▸ Listing
▼

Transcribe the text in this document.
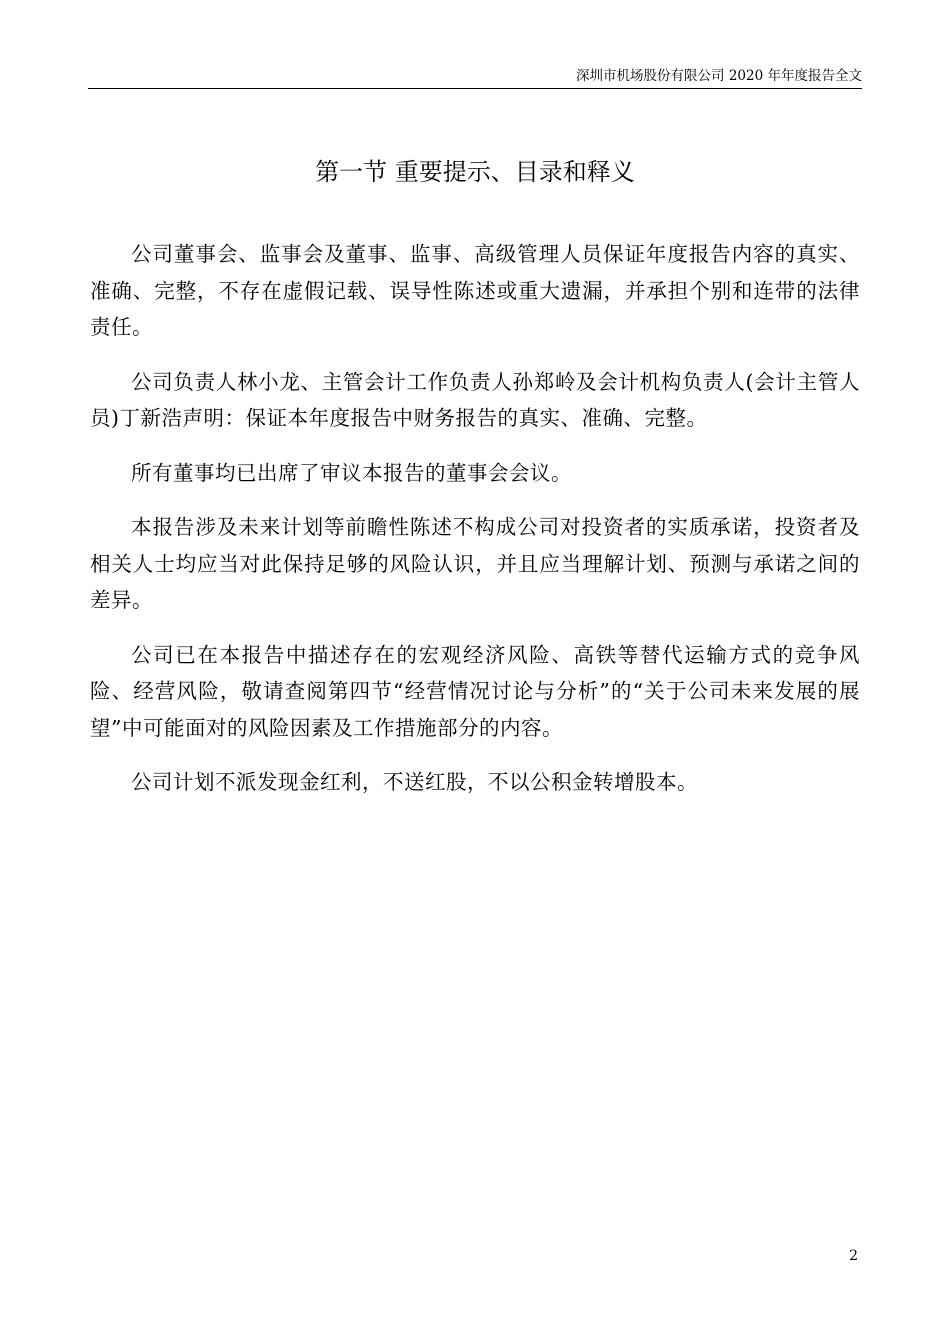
深圳市机场股份有限公司 2020 年年度报告全文
第一节 重要提示、目录和释义

公司董事会、监事会及董事、监事、高级管理人员保证年度报告内容的真实、准确、完整，不存在虚假记载、误导性陈述或重大遗漏，并承担个别和连带的法律责任。

公司负责人林小龙、主管会计工作负责人孙郑岭及会计机构负责人(会计主管人员)丁新浩声明：保证本年度报告中财务报告的真实、准确、完整。

所有董事均已出席了审议本报告的董事会会议。

本报告涉及未来计划等前瞻性陈述不构成公司对投资者的实质承诺，投资者及相关人士均应当对此保持足够的风险认识，并且应当理解计划、预测与承诺之间的差异。

公司已在本报告中描述存在的宏观经济风险、高铁等替代运输方式的竞争风险、经营风险，敬请查阅第四节“经营情况讨论与分析”的“关于公司未来发展的展望”中可能面对的风险因素及工作措施部分的内容。

公司计划不派发现金红利，不送红股，不以公积金转增股本。

2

▲

▸ Set problem
Copy out the records above in full, exactly as written, but not the pictures.

▸ Completed task
Transcribe the text in this document.
深圳市机场股份有限公司 2020 年年度报告全文
第一节 重要提示、目录和释义

公司董事会、监事会及董事、监事、高级管理人员保证年度报告内容的真实、准确、完整，不存在虚假记载、误导性陈述或重大遗漏，并承担个别和连带的法律责任。

公司负责人林小龙、主管会计工作负责人孙郑岭及会计机构负责人(会计主管人员)丁新浩声明：保证本年度报告中财务报告的真实、准确、完整。

所有董事均已出席了审议本报告的董事会会议。

本报告涉及未来计划等前瞻性陈述不构成公司对投资者的实质承诺，投资者及相关人士均应当对此保持足够的风险认识，并且应当理解计划、预测与承诺之间的差异。

公司已在本报告中描述存在的宏观经济风险、高铁等替代运输方式的竞争风险、经营风险，敬请查阅第四节“经营情况讨论与分析”的“关于公司未来发展的展望”中可能面对的风险因素及工作措施部分的内容。

公司计划不派发现金红利，不送红股，不以公积金转增股本。

2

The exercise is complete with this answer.